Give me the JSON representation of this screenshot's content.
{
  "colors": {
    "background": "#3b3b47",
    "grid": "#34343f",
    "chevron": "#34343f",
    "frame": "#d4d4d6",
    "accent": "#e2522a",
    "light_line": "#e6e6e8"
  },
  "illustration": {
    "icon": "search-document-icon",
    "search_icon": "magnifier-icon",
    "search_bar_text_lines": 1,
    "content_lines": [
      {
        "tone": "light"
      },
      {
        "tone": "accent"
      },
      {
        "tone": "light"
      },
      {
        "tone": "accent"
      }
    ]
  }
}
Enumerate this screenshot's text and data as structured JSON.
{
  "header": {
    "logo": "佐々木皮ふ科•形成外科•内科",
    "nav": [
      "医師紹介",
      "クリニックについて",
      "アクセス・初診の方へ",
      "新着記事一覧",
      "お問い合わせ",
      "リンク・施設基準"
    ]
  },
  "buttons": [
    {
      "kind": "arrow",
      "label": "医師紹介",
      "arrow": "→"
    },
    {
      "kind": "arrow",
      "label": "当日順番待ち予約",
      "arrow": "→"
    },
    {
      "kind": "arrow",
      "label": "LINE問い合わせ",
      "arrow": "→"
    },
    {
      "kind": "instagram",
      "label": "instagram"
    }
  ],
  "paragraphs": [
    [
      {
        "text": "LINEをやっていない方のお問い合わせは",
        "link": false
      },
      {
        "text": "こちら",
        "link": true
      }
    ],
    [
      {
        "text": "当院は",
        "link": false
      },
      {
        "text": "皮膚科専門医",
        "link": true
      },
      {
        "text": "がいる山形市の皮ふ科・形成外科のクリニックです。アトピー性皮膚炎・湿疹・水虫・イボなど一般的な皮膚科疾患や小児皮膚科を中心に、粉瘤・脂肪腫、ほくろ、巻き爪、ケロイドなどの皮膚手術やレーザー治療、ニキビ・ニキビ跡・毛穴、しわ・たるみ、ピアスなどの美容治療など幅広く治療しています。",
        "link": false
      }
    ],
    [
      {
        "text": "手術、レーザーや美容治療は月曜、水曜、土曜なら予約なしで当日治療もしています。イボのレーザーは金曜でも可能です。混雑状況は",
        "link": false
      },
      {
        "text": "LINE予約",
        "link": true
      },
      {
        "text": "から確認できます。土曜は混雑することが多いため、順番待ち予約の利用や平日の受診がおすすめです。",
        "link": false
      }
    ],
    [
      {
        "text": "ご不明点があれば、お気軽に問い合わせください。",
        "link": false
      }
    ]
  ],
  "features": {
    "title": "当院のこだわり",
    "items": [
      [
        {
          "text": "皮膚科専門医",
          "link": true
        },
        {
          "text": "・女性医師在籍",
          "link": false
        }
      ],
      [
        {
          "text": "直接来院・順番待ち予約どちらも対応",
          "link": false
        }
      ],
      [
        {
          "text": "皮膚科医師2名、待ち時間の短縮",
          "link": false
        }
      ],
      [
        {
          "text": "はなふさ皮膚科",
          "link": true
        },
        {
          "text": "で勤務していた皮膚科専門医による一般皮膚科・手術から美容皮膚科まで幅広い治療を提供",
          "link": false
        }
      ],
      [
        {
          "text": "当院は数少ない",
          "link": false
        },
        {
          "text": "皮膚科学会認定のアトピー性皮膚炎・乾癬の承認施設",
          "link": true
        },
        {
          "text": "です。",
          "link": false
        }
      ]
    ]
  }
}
********************
* [Aim of the exercise] Take the entries above and copy them out exactly.

* [Worked answer]
Give me the JSON representation of this screenshot's content.
{
  "colors": {
    "background": "#3b3b47",
    "grid": "#34343f",
    "chevron": "#34343f",
    "frame": "#d4d4d6",
    "accent": "#e2522a",
    "light_line": "#e6e6e8"
  },
  "illustration": {
    "icon": "search-document-icon",
    "search_icon": "magnifier-icon",
    "search_bar_text_lines": 1,
    "content_lines": [
      {
        "tone": "light"
      },
      {
        "tone": "accent"
      },
      {
        "tone": "light"
      },
      {
        "tone": "accent"
      }
    ]
  }
}
Enumerate this screenshot's text and data as structured JSON.
{
  "header": {
    "logo": "佐々木皮ふ科•形成外科•内科",
    "nav": [
      "医師紹介",
      "クリニックについて",
      "アクセス・初診の方へ",
      "新着記事一覧",
      "お問い合わせ",
      "リンク・施設基準"
    ]
  },
  "buttons": [
    {
      "kind": "arrow",
      "label": "医師紹介",
      "arrow": "→"
    },
    {
      "kind": "arrow",
      "label": "当日順番待ち予約",
      "arrow": "→"
    },
    {
      "kind": "arrow",
      "label": "LINE問い合わせ",
      "arrow": "→"
    },
    {
      "kind": "instagram",
      "label": "instagram"
    }
  ],
  "paragraphs": [
    [
      {
        "text": "LINEをやっていない方のお問い合わせは",
        "link": false
      },
      {
        "text": "こちら",
        "link": true
      }
    ],
    [
      {
        "text": "当院は",
        "link": false
      },
      {
        "text": "皮膚科専門医",
        "link": true
      },
      {
        "text": "がいる山形市の皮ふ科・形成外科のクリニックです。アトピー性皮膚炎・湿疹・水虫・イボなど一般的な皮膚科疾患や小児皮膚科を中心に、粉瘤・脂肪腫、ほくろ、巻き爪、ケロイドなどの皮膚手術やレーザー治療、ニキビ・ニキビ跡・毛穴、しわ・たるみ、ピアスなどの美容治療など幅広く治療しています。",
        "link": false
      }
    ],
    [
      {
        "text": "手術、レーザーや美容治療は月曜、水曜、土曜なら予約なしで当日治療もしています。イボのレーザーは金曜でも可能です。混雑状況は",
        "link": false
      },
      {
        "text": "LINE予約",
        "link": true
      },
      {
        "text": "から確認できます。土曜は混雑することが多いため、順番待ち予約の利用や平日の受診がおすすめです。",
        "link": false
      }
    ],
    [
      {
        "text": "ご不明点があれば、お気軽に問い合わせください。",
        "link": false
      }
    ]
  ],
  "features": {
    "title": "当院のこだわり",
    "items": [
      [
        {
          "text": "皮膚科専門医",
          "link": true
        },
        {
          "text": "・女性医師在籍",
          "link": false
        }
      ],
      [
        {
          "text": "直接来院・順番待ち予約どちらも対応",
          "link": false
        }
      ],
      [
        {
          "text": "皮膚科医師2名、待ち時間の短縮",
          "link": false
        }
      ],
      [
        {
          "text": "はなふさ皮膚科",
          "link": true
        },
        {
          "text": "で勤務していた皮膚科専門医による一般皮膚科・手術から美容皮膚科まで幅広い治療を提供",
          "link": false
        }
      ],
      [
        {
          "text": "当院は数少ない",
          "link": false
        },
        {
          "text": "皮膚科学会認定のアトピー性皮膚炎・乾癬の承認施設",
          "link": true
        },
        {
          "text": "です。",
          "link": false
        }
      ]
    ]
  }
}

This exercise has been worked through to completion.